Stored records:
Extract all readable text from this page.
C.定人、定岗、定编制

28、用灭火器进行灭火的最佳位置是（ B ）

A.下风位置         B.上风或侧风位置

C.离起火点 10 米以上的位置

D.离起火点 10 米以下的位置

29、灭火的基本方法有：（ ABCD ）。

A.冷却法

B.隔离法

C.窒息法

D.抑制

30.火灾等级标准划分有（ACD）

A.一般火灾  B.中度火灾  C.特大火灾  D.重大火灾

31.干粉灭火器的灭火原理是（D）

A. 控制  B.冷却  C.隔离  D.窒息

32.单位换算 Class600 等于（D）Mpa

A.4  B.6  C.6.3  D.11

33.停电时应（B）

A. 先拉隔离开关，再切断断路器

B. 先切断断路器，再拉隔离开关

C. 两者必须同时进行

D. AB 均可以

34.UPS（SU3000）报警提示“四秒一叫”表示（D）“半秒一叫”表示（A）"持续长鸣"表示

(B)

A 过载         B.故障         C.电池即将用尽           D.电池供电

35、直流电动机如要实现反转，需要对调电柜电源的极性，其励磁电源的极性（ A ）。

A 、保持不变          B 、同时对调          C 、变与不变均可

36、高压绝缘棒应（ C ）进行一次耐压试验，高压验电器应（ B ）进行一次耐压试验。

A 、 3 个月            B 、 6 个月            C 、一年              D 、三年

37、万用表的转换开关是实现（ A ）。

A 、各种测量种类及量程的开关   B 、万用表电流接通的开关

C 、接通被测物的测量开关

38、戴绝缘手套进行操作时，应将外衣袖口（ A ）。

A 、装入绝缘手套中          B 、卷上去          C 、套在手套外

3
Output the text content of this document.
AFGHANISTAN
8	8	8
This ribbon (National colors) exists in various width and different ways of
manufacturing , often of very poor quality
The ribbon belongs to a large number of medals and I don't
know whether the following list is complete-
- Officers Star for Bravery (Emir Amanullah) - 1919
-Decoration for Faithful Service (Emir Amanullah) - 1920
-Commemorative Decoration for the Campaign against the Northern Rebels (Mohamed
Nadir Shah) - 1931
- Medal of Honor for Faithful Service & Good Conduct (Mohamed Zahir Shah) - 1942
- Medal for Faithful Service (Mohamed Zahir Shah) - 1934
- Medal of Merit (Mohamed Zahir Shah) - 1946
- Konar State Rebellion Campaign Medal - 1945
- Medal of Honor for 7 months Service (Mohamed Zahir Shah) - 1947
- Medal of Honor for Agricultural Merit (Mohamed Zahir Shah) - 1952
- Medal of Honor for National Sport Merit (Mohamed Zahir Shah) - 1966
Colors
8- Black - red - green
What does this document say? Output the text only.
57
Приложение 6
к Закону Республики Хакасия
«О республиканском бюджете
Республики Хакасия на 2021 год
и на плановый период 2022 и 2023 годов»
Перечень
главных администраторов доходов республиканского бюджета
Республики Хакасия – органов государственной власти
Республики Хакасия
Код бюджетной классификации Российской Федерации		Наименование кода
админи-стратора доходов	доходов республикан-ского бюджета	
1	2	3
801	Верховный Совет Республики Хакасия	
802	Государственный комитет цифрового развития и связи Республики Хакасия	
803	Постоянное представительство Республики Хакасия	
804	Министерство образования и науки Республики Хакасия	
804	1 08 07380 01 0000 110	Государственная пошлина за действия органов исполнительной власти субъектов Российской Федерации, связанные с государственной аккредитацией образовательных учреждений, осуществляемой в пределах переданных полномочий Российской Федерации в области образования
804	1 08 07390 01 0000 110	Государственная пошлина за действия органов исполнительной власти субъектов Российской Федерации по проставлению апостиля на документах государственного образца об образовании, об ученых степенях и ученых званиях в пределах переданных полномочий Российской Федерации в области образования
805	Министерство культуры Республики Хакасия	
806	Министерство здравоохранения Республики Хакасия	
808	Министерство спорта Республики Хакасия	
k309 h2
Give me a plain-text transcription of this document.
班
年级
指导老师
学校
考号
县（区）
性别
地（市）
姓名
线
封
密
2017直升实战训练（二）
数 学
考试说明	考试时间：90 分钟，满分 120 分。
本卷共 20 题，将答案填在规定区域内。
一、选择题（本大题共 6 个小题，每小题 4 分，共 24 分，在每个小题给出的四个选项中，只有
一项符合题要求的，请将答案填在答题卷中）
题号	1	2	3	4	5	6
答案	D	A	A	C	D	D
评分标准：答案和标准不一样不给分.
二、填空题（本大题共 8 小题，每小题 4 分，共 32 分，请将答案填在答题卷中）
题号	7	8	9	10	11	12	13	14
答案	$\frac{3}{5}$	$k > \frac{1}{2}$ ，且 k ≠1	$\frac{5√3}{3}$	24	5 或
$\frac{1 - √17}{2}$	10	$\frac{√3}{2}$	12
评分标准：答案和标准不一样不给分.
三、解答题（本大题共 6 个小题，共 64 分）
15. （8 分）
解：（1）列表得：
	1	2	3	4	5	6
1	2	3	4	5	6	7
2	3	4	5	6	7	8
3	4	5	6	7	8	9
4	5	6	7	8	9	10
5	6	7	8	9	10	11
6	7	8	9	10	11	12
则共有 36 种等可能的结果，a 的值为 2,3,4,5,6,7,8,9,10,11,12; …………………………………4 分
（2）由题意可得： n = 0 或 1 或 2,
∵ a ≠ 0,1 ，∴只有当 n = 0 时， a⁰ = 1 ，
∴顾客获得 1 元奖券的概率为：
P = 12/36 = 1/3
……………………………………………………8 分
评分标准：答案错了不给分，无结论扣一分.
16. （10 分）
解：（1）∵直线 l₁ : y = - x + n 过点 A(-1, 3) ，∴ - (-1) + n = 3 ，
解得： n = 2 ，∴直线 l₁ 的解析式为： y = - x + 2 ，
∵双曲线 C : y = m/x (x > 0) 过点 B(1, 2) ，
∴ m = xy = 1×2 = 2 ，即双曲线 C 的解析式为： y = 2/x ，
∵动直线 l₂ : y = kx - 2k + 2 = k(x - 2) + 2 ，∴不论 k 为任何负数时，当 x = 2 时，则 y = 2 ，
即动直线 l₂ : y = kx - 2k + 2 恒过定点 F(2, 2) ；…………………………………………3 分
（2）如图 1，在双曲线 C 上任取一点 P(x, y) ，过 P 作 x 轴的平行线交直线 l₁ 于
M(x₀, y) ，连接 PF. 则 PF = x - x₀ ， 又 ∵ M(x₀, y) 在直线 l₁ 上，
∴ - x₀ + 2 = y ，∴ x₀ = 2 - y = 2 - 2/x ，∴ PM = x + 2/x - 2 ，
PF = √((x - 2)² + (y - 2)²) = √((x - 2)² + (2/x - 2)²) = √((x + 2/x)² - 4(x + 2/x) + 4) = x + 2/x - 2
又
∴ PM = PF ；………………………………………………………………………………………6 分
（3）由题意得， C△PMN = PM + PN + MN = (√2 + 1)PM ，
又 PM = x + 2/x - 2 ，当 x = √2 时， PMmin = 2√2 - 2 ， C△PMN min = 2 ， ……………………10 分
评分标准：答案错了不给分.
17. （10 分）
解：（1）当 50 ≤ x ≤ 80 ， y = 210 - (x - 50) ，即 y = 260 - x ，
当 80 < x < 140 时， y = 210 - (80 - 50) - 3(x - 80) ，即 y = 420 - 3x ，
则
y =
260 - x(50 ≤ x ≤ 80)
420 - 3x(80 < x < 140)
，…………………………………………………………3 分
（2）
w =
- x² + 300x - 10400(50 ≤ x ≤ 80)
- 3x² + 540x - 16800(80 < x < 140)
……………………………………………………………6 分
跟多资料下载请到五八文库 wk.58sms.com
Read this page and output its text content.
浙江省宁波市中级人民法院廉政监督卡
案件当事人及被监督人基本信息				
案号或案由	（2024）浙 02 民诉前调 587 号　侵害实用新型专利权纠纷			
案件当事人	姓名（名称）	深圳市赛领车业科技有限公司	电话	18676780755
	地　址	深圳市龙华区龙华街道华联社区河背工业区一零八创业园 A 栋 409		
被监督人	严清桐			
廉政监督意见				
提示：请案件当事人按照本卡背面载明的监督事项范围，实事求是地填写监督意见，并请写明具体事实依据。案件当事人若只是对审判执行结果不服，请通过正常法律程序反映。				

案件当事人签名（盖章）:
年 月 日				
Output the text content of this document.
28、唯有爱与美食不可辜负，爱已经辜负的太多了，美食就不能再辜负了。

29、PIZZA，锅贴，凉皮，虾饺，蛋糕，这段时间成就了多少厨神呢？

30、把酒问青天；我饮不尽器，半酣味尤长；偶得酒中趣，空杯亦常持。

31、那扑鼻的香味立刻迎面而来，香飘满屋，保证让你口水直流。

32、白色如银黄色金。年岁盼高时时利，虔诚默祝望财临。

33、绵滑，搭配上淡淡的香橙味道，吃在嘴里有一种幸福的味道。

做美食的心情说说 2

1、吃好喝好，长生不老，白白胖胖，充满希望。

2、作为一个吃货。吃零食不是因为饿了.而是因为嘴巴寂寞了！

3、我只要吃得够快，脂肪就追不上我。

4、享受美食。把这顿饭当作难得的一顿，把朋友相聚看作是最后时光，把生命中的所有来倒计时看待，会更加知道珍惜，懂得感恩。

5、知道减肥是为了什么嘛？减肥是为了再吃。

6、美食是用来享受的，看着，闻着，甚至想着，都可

- STATED EXERCISE
Identify every line above that includes the word "National", and show those lines.

- REPLY
This ribbon (National colors) exists in various width and different ways of
- Medal of Honor for National Sport Merit (Mohamed Zahir Shah) - 1966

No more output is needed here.